◆ **Extracted material**:

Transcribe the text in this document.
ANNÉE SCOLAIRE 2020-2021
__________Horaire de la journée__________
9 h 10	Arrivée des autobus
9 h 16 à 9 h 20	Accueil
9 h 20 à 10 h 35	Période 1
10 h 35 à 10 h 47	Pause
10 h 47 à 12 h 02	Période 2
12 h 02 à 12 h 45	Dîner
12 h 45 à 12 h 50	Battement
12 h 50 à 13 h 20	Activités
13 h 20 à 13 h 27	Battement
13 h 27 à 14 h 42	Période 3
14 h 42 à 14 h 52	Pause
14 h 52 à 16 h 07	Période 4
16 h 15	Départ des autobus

◆ **Prompt**:
All records above must be set down exactly, please.

◆ **Solution for this exercise**:
Transcribe the text in this document.
ANNÉE SCOLAIRE 2020-2021
__________Horaire de la journée__________
9 h 10	Arrivée des autobus
9 h 16 à 9 h 20	Accueil
9 h 20 à 10 h 35	Période 1
10 h 35 à 10 h 47	Pause
10 h 47 à 12 h 02	Période 2
12 h 02 à 12 h 45	Dîner
12 h 45 à 12 h 50	Battement
12 h 50 à 13 h 20	Activités
13 h 20 à 13 h 27	Battement
13 h 27 à 14 h 42	Période 3
14 h 42 à 14 h 52	Pause
14 h 52 à 16 h 07	Période 4
16 h 15	Départ des autobus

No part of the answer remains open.